* [REQUIRED TASKS]:
**a.** In the passage on oil and gas co-tenancy, write out the part that opens with the words containing "Since mineral rights" and closes with "of the lease.", substituting "small" for "tiny".
**b.** Resume the passage on oil and gas co-tenancy law, picking up after its last sentence.

Co-tenancy is a legal term describing a type of joint ownership of a single property by two or more entities. In the case of oil and gas, when the mineral rights under a parcel of land have been severed from the surface rights, you can find co-tenancy by multiple entities, either individuals or companies.

Co-tenancy law regards the lessees of mineral rights to be co-tenants as well, along with the mineral rights lessor or owner. It becomes even more complicated when co-tenancy is used to determine who receives royalties, who pays for operations and production, who may drill a well, and where they are allowed to drill it.

Since mineral rights can be split into such tiny pieces, the number of mineral rights owners can grow, although the percentages of royalties they receive depend on the rules of the lease.

With the law on co-tenancy differing from state to state, it depends on the location of the well how things are divvied up. In Texas, a very pro-business state, the law strongly leans toward exploitation and extraction of the natural resources. Therefore, a co-tenant generally has the right to extract minerals from jointly held property without obtaining the consent of all the co-tenants.

The same does not necessarily hold in other states, although some, like West Virginia, have recently enacted a law to make it easier for one co-tenant to act without the consent of all co-tenants.

* [RECORDS PROVIDED]:
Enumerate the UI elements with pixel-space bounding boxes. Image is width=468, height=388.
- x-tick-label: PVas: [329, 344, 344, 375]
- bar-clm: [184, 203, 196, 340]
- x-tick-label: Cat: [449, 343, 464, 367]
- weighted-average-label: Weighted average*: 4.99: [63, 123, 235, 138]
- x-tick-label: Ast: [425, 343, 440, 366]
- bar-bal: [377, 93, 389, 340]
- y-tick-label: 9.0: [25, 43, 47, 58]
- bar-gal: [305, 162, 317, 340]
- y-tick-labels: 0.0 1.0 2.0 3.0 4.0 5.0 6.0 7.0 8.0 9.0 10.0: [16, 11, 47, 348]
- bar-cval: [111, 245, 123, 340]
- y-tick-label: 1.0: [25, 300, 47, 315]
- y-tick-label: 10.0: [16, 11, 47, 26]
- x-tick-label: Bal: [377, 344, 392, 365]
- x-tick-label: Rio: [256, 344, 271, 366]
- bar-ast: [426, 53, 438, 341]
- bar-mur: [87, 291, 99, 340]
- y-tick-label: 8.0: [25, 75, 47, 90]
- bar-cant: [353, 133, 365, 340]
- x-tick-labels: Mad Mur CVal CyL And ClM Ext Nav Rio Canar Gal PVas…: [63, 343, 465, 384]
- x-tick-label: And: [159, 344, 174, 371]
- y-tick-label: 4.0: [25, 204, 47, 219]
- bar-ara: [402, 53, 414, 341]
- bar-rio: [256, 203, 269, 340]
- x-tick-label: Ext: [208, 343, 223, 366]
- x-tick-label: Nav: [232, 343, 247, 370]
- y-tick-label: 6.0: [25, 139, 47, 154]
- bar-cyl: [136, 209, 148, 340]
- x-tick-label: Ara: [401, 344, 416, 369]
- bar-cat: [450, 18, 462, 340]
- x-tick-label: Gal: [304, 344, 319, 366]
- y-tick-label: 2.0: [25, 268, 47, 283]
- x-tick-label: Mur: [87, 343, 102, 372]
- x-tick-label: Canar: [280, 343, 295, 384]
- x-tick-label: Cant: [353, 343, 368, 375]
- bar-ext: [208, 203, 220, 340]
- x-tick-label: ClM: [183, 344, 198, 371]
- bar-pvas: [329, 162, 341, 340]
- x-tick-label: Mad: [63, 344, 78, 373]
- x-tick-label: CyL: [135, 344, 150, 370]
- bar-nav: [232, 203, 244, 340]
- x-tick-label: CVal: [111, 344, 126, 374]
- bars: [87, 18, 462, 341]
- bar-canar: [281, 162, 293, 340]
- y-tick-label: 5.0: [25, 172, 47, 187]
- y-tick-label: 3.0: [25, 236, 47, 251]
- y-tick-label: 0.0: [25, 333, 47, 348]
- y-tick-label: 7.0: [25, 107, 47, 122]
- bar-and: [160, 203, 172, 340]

* [TASK RESULTS]:
**a.**
Since mineral rights can be split into such small pieces, the number of mineral rights owners can grow, although the percentages of royalties they receive depend on the rules of the lease.

**b.**
Examples of the Impact of Co-Tenancy in Oil and Gas

We have already alluded to one of the biggest problems in co-tenancy - determining where the money goes and who has a right to do what on a piece of property. Do you need all co-tenants to agree before pursuing any action such as drilling a well or even setting foot on the surface property? Can a single co-tenant stop or start exploration or drilling without the consent of the others?

Another example is the impact on the landman, who performs title and lease searches. Think, for instance, about a property owner who died 50 years ago who severed the surface and mineral estates, then kept only half of the mineral interest. Over the course of 50 years, ownership of that portion of the interests could easily fragment or jump from one owner to another. In the meantime, the other half of the rights could be held by one or more parties with different agendas.

Co-Tenancy Law Outside of Texas

Just recently, West Virginia passed a law called the Co-Tenancy Modernization Protection Act. The new law stipulates that a company is permitted to drill on land where at least 75% of the mineral owners agree. By 75%, the law means the percentage of total ownership. So, if one party owns or has leased 75% of the mineral rights, that party can do whatever it wants with the property.

This law received significant support from the oil and gas industry in West Virginia because it makes dealing with multiple mineral rights owners more efficient. Before the law, operators were required to get consent from 100% of the oil and gas owners before they could develop the oil and gas estate. If an owner refused to sign the lease, the deal was dead in the water.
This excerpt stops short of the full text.